## HOW TO COMPLETE THIS TASK
Gather all lines in the entries below that include the word "intercept".

====

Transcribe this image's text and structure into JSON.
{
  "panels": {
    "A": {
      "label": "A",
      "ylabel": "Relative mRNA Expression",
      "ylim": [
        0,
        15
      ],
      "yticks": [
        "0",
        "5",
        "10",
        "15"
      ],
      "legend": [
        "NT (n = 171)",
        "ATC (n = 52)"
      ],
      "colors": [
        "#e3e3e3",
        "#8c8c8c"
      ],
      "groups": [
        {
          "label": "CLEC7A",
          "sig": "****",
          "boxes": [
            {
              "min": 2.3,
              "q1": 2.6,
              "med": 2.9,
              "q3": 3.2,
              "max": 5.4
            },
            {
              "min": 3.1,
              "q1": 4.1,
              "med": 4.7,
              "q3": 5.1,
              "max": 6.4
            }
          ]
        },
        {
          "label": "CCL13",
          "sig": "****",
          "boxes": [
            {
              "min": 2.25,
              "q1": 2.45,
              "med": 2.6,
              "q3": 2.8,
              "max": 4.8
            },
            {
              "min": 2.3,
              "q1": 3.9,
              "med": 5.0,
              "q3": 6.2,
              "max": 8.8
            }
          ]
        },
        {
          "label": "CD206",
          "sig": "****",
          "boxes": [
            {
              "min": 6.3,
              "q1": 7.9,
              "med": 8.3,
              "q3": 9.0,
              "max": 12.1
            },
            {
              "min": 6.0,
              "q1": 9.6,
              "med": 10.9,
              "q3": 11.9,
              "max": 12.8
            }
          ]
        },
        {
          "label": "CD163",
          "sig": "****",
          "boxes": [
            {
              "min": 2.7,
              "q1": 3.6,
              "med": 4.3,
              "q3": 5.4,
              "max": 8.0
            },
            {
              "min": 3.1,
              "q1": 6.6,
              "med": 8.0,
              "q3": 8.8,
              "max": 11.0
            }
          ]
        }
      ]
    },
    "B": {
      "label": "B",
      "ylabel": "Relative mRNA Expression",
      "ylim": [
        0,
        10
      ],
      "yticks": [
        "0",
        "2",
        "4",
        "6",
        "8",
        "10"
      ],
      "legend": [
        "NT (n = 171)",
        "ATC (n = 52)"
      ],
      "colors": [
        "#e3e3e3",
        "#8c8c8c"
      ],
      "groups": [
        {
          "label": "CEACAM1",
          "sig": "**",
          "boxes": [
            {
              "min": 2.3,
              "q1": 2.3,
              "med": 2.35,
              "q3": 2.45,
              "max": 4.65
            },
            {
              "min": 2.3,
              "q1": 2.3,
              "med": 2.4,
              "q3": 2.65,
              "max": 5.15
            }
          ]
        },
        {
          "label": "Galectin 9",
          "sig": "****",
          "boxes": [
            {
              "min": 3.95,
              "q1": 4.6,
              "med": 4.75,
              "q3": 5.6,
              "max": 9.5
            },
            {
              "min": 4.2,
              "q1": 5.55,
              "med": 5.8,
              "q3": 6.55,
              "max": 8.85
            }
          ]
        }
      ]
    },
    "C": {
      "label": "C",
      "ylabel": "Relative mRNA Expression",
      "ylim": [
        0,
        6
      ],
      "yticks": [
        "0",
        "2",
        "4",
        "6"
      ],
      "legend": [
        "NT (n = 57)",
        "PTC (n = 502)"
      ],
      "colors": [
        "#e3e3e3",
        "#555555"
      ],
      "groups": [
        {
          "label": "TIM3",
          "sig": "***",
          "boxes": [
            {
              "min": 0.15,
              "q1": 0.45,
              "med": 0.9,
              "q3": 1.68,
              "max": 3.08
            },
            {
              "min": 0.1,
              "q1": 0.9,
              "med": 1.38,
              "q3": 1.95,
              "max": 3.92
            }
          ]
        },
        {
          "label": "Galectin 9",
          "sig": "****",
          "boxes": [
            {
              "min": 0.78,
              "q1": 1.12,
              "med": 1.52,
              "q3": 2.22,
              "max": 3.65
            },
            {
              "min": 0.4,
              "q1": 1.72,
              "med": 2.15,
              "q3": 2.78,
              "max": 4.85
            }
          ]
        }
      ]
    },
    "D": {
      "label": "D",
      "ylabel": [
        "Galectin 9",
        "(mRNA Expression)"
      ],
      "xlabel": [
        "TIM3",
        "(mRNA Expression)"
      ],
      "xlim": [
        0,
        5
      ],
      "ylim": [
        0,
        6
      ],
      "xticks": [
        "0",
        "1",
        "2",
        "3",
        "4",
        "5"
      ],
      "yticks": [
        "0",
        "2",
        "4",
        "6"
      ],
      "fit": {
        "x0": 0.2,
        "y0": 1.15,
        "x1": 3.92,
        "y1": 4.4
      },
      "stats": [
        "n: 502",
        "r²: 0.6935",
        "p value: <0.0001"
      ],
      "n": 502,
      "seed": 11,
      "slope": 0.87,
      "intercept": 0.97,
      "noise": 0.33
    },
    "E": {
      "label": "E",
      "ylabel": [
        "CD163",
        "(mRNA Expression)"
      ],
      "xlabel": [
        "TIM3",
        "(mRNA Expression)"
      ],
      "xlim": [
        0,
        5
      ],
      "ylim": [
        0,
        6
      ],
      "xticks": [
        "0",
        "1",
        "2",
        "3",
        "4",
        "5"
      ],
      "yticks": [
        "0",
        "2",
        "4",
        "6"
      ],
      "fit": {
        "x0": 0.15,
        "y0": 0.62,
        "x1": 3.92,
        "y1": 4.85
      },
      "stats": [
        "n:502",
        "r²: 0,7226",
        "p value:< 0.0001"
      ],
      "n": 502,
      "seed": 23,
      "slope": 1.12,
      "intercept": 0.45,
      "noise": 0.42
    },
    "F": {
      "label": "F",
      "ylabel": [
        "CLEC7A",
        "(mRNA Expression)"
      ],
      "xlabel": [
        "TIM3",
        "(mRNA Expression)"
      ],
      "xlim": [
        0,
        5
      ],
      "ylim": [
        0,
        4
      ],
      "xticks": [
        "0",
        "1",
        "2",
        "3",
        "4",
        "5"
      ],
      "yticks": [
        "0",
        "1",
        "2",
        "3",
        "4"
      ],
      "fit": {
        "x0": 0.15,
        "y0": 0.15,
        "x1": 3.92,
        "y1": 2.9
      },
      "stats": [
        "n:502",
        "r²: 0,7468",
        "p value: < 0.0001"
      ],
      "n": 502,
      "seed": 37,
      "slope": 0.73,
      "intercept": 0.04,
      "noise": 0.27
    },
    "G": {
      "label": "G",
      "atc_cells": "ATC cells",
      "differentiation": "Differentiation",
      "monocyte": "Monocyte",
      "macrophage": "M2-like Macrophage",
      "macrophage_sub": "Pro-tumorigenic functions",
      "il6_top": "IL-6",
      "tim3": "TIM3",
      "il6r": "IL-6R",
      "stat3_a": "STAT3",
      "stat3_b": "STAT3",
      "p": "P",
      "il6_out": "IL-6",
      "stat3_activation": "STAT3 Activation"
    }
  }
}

====

## RESPONSE
      "intercept": 0.97,
      "intercept": 0.45,
      "intercept": 0.04,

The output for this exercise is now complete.